Set task: Copy the data exactly as it appears, and do not include any pictures.

Start of Data in this exercise

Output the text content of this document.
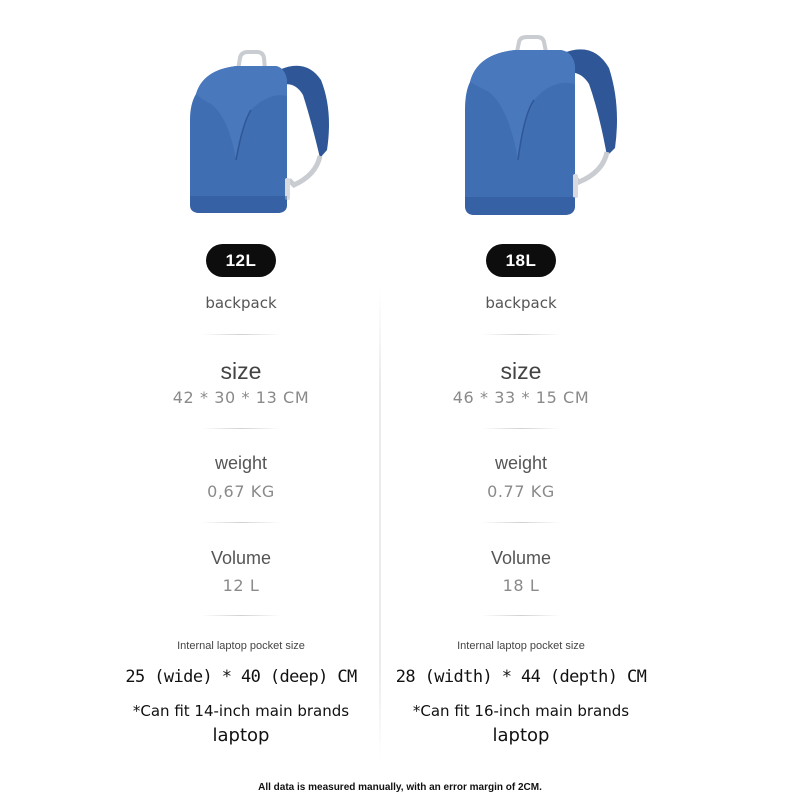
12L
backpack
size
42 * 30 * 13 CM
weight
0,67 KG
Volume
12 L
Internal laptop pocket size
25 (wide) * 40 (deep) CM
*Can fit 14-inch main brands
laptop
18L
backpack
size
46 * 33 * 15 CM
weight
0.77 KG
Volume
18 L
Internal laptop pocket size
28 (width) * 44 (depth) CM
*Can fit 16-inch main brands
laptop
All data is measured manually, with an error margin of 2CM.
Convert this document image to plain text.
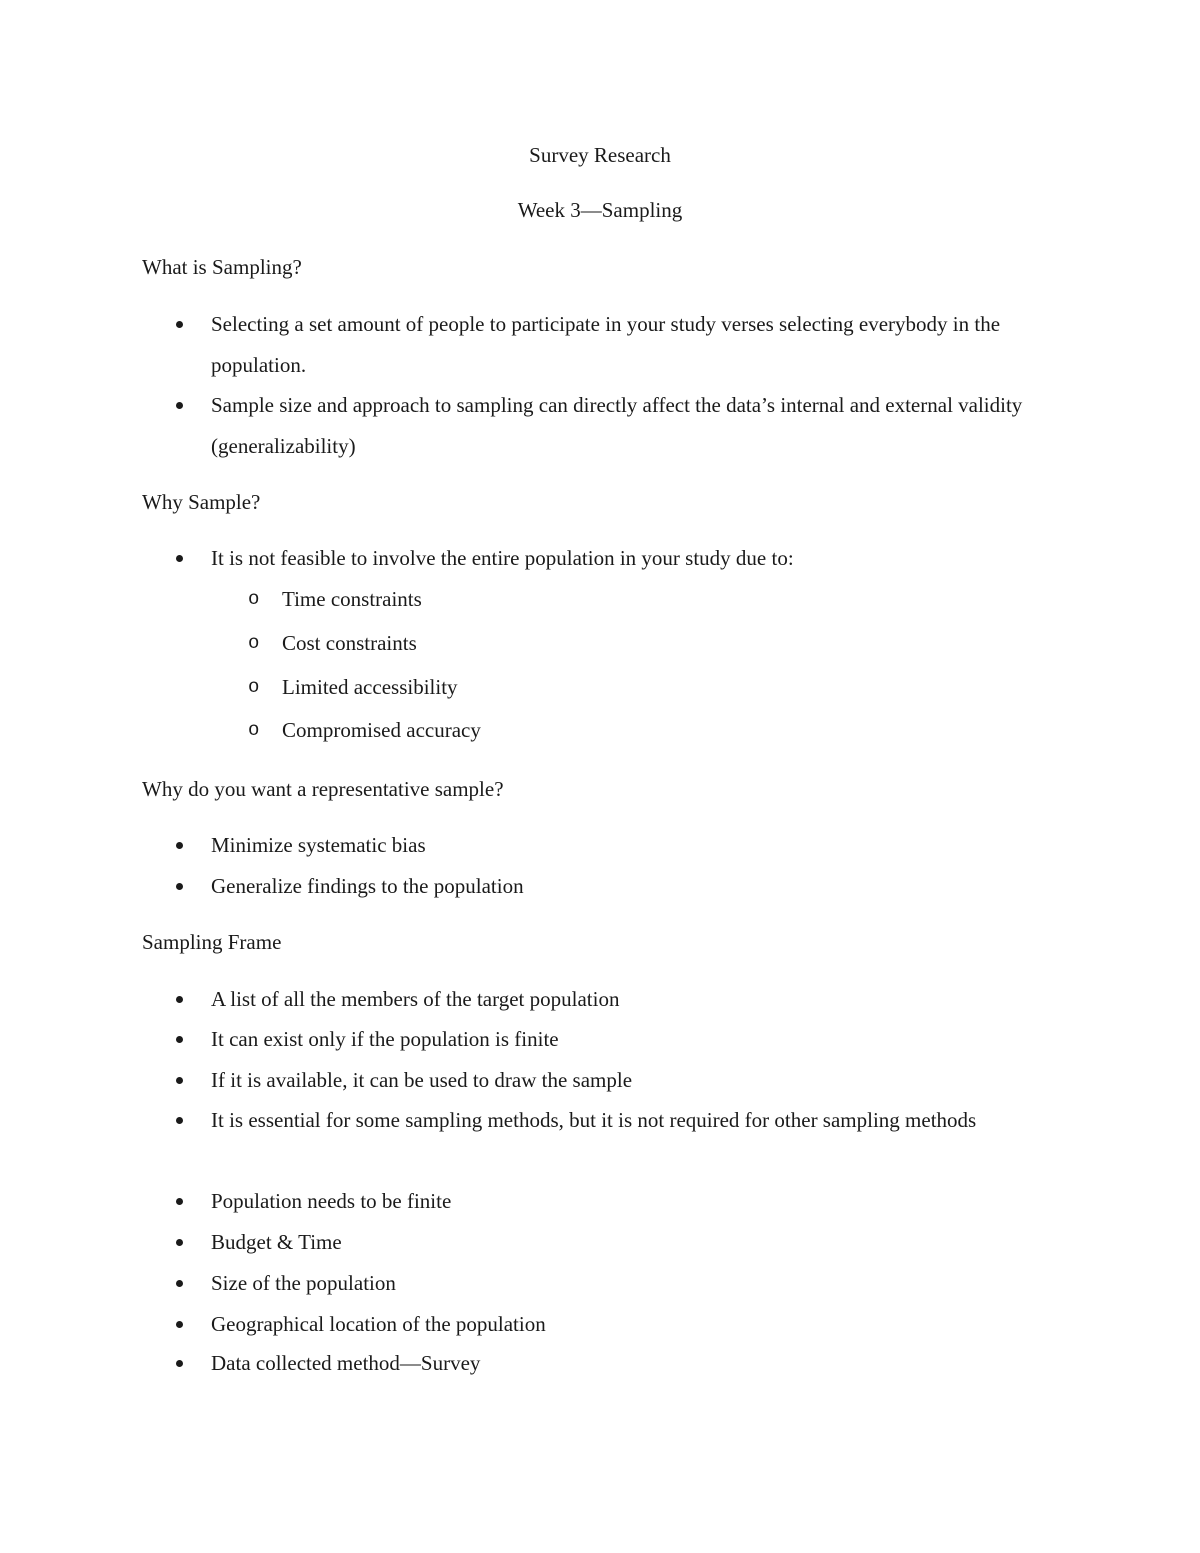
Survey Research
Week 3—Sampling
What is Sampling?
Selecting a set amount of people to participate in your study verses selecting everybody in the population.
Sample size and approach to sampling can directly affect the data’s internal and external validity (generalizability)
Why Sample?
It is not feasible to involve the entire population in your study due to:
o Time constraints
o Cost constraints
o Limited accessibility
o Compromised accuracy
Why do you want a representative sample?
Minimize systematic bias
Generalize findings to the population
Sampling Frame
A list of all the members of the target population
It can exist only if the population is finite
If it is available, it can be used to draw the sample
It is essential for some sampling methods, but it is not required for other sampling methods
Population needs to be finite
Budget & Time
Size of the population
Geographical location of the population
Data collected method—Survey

End of Data in this exercise

Full answer:
Output the text content of this document.
12L
backpack
size
42 * 30 * 13 CM
weight
0,67 KG
Volume
12 L
Internal laptop pocket size
25 (wide) * 40 (deep) CM
*Can fit 14-inch main brands
laptop
18L
backpack
size
46 * 33 * 15 CM
weight
0.77 KG
Volume
18 L
Internal laptop pocket size
28 (width) * 44 (depth) CM
*Can fit 16-inch main brands
laptop
All data is measured manually, with an error margin of 2CM.
Convert this document image to plain text.
Survey Research
Week 3—Sampling
What is Sampling?
Selecting a set amount of people to participate in your study verses selecting everybody in the population.
Sample size and approach to sampling can directly affect the data’s internal and external validity (generalizability)
Why Sample?
It is not feasible to involve the entire population in your study due to:
o Time constraints
o Cost constraints
o Limited accessibility
o Compromised accuracy
Why do you want a representative sample?
Minimize systematic bias
Generalize findings to the population
Sampling Frame
A list of all the members of the target population
It can exist only if the population is finite
If it is available, it can be used to draw the sample
It is essential for some sampling methods, but it is not required for other sampling methods
Population needs to be finite
Budget & Time
Size of the population
Geographical location of the population
Data collected method—Survey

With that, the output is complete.